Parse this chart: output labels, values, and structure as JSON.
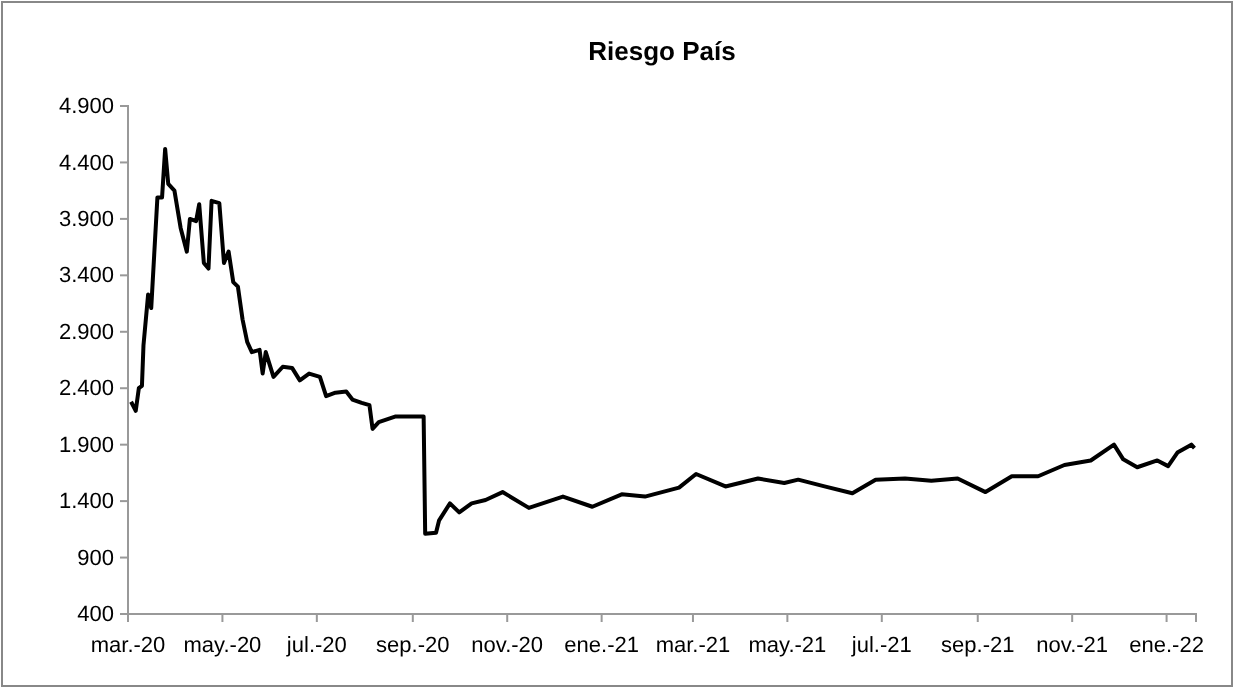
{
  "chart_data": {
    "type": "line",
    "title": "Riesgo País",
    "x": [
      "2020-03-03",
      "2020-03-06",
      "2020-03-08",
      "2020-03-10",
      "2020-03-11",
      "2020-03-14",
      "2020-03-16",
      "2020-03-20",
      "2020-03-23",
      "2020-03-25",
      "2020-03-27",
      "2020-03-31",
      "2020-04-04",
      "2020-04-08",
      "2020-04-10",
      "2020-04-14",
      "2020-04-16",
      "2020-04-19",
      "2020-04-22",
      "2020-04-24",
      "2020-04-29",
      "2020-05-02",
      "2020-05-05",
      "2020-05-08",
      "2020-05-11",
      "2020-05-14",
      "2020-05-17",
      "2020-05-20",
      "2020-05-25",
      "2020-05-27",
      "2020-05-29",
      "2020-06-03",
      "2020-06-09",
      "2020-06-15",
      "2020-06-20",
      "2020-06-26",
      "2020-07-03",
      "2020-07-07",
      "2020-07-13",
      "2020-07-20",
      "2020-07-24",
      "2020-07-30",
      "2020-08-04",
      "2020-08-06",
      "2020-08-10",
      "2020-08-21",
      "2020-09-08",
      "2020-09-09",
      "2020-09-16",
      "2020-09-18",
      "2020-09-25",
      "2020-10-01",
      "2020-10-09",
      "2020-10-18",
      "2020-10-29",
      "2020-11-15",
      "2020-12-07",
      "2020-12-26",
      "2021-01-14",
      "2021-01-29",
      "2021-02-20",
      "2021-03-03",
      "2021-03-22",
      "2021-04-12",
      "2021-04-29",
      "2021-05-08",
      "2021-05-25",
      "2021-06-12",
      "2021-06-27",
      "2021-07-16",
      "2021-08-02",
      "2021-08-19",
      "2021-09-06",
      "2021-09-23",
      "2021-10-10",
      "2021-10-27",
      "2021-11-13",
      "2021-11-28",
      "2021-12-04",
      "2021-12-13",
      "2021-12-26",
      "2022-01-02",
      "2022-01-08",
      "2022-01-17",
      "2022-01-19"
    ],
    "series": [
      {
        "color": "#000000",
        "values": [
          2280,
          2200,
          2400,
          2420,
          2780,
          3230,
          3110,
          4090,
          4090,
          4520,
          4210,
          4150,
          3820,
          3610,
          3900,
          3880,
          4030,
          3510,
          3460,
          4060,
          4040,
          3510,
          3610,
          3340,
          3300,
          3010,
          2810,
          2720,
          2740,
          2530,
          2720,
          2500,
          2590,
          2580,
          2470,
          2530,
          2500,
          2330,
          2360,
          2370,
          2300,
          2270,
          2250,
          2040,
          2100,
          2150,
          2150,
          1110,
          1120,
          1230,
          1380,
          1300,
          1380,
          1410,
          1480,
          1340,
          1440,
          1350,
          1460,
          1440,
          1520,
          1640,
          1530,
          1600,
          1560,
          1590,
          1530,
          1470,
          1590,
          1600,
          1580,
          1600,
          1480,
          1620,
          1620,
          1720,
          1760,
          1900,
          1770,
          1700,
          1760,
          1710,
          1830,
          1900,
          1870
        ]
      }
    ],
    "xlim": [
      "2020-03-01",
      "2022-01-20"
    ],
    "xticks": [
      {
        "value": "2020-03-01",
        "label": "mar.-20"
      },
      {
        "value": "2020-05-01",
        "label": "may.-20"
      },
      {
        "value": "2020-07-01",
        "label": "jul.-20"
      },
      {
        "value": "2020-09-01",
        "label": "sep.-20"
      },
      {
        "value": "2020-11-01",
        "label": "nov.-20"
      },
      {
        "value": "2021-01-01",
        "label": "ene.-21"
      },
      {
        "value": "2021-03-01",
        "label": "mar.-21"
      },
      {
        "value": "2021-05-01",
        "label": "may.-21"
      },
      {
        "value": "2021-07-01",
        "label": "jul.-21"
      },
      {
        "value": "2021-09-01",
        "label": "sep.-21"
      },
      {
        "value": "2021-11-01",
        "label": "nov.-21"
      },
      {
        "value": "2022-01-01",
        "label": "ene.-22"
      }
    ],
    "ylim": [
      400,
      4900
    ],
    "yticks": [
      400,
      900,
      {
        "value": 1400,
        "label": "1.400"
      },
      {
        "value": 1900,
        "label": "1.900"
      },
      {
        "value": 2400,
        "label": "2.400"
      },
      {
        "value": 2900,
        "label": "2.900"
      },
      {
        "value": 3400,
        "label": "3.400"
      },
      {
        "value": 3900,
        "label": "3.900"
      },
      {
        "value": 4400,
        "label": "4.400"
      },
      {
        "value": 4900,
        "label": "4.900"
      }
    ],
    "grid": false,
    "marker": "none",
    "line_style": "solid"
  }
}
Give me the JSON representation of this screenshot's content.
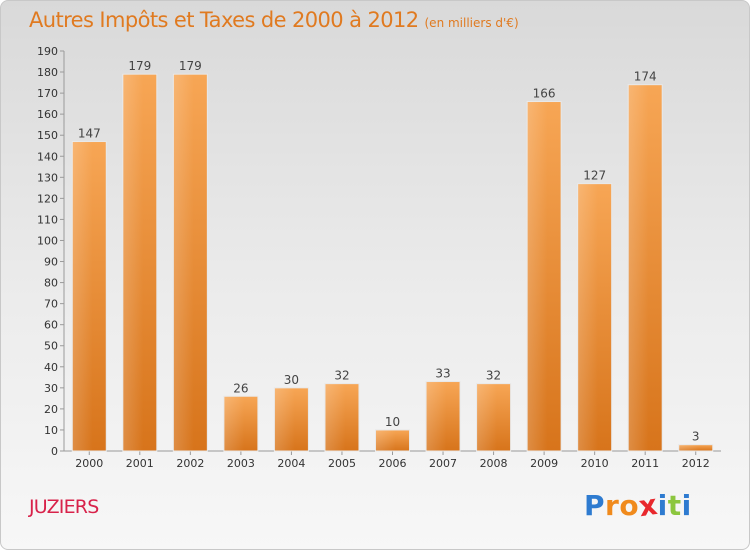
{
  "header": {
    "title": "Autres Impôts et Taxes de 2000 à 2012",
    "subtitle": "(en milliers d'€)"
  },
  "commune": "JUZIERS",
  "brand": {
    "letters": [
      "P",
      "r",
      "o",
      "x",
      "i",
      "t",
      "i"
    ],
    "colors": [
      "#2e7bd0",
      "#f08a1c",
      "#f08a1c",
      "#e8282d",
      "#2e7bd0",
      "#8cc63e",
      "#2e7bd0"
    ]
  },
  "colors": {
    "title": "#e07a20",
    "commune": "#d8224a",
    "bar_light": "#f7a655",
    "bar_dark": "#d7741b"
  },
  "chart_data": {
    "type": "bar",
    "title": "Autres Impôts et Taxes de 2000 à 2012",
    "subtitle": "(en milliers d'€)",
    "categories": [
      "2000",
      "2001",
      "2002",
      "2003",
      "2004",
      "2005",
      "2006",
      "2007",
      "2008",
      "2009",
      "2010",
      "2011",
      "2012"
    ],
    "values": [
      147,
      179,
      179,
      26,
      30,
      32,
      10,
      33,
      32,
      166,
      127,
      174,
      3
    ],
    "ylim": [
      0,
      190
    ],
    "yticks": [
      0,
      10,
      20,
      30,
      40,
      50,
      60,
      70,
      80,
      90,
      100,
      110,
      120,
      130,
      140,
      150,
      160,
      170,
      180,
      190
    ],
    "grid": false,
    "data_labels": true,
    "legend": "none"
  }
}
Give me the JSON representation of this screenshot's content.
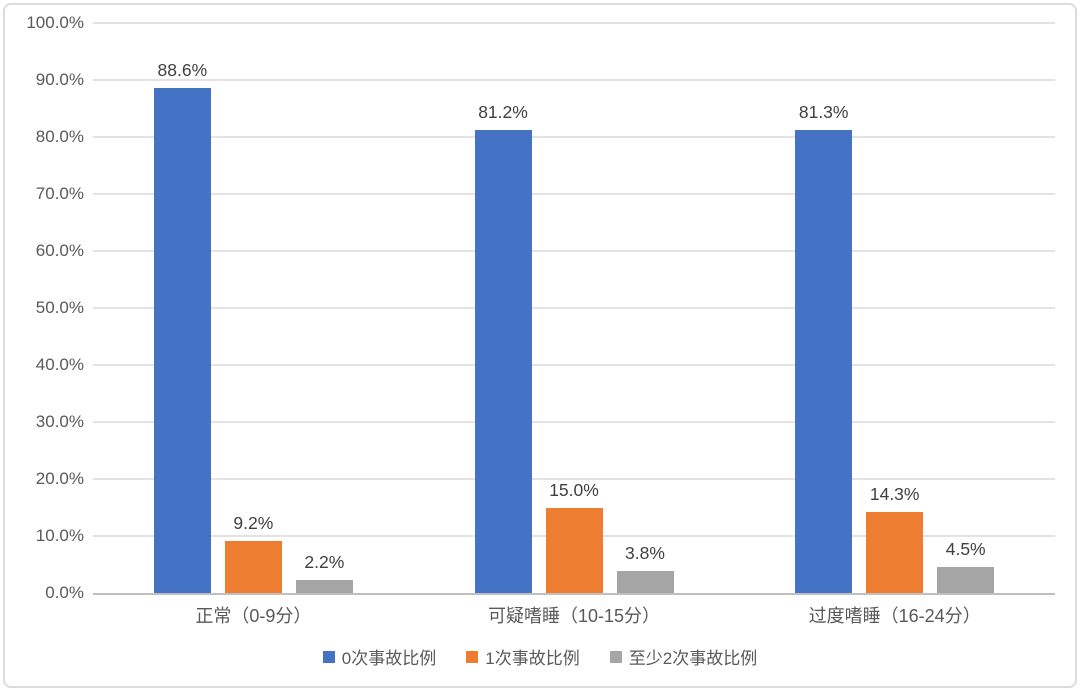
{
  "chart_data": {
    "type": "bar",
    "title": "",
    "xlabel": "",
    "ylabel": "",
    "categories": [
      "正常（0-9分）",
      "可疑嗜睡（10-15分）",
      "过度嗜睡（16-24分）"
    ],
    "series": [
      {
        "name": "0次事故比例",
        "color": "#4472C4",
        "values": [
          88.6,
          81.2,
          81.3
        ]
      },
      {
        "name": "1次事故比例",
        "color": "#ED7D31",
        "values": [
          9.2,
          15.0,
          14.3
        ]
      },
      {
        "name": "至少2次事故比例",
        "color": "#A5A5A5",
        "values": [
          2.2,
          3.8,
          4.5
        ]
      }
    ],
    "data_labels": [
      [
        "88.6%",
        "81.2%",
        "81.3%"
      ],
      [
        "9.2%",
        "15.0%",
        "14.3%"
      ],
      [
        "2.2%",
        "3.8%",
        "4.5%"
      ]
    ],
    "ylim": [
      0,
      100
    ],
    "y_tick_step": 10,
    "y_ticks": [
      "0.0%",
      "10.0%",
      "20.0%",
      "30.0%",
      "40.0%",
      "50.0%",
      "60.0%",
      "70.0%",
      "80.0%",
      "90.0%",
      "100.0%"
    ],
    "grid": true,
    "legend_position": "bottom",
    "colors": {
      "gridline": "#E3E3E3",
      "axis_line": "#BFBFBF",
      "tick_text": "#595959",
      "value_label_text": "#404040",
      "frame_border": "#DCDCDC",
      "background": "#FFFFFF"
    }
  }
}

######

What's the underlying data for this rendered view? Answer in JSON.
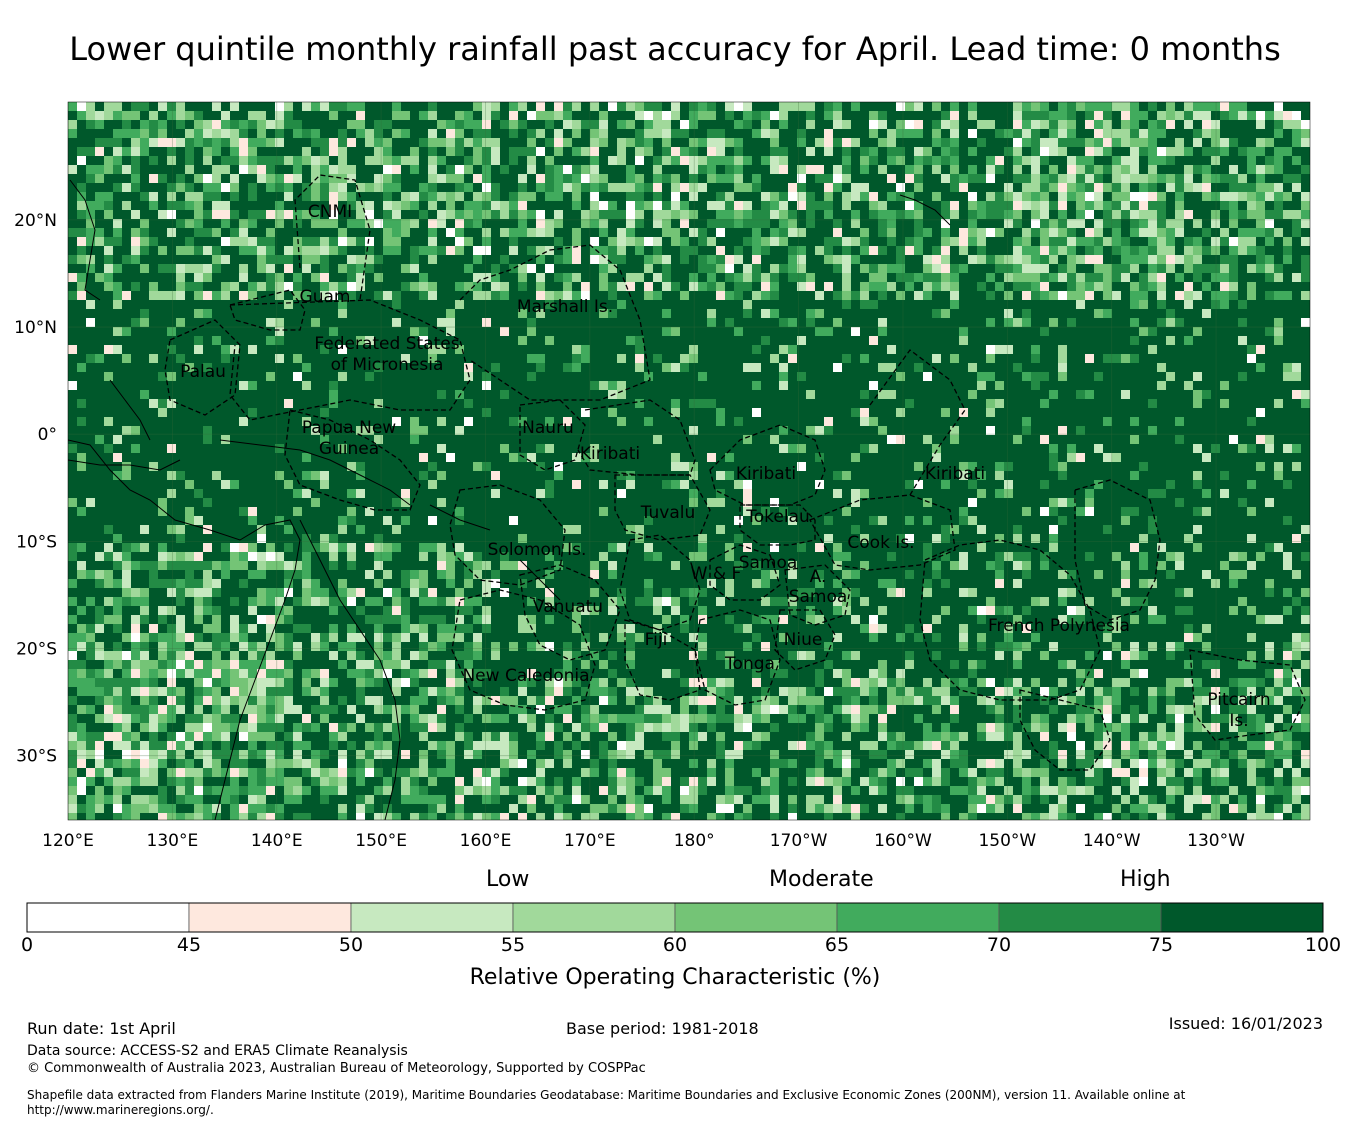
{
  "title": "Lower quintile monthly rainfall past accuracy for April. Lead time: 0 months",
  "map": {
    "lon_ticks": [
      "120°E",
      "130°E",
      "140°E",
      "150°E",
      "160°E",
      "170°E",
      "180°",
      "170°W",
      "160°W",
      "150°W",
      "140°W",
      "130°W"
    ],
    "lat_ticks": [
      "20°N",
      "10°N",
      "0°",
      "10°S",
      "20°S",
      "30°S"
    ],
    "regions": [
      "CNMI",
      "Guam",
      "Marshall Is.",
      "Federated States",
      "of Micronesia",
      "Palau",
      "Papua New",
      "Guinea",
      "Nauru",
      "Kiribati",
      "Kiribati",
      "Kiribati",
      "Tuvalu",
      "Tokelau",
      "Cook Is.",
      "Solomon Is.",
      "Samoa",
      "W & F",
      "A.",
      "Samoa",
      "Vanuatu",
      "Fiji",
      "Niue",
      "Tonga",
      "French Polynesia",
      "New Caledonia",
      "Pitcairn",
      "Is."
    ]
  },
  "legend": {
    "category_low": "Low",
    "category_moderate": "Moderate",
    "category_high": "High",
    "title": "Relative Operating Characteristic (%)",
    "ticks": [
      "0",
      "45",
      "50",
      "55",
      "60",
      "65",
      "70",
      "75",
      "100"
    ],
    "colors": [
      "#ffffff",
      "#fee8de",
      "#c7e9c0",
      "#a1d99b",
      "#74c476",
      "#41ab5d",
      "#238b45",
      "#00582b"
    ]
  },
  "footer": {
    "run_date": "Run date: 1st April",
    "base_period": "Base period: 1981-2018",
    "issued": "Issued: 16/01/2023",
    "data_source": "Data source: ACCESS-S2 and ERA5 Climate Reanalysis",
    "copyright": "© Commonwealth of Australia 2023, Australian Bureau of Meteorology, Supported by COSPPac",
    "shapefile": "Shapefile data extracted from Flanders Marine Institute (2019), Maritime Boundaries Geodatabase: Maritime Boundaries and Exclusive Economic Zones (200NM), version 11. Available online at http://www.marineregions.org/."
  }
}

######

* [TASK DETAILS] State how many lines of the data include the word "milliers", with nothing else.

* [RESPONSE TO THE EXERCISE] 2